(Dataset listings of figures)
────────
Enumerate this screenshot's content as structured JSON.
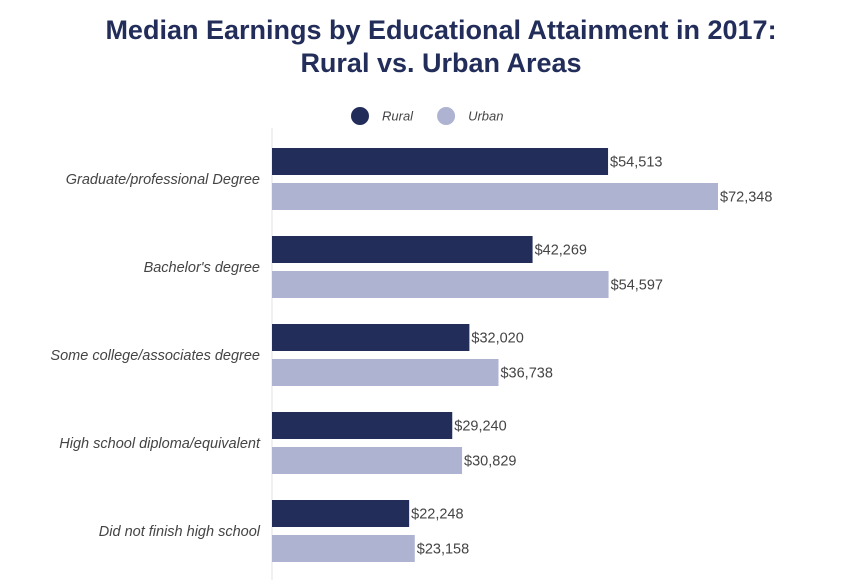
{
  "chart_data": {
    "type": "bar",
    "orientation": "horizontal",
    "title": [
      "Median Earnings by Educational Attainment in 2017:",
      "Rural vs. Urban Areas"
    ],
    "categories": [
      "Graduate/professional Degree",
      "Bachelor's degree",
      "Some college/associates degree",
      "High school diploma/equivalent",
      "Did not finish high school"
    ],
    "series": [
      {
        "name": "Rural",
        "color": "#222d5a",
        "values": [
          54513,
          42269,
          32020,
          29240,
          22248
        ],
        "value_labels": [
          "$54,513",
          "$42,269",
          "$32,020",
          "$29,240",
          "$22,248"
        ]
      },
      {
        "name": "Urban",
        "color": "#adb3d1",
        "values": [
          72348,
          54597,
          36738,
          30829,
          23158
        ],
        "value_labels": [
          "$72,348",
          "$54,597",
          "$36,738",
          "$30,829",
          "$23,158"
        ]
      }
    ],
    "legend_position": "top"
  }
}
────────
Task goal: Leave out the pictures and retype every line above exactly.

Solved problem:
Enumerate this screenshot's content as structured JSON.
{
  "chart_data": {
    "type": "bar",
    "orientation": "horizontal",
    "title": [
      "Median Earnings by Educational Attainment in 2017:",
      "Rural vs. Urban Areas"
    ],
    "categories": [
      "Graduate/professional Degree",
      "Bachelor's degree",
      "Some college/associates degree",
      "High school diploma/equivalent",
      "Did not finish high school"
    ],
    "series": [
      {
        "name": "Rural",
        "color": "#222d5a",
        "values": [
          54513,
          42269,
          32020,
          29240,
          22248
        ],
        "value_labels": [
          "$54,513",
          "$42,269",
          "$32,020",
          "$29,240",
          "$22,248"
        ]
      },
      {
        "name": "Urban",
        "color": "#adb3d1",
        "values": [
          72348,
          54597,
          36738,
          30829,
          23158
        ],
        "value_labels": [
          "$72,348",
          "$54,597",
          "$36,738",
          "$30,829",
          "$23,158"
        ]
      }
    ],
    "legend_position": "top"
  }
}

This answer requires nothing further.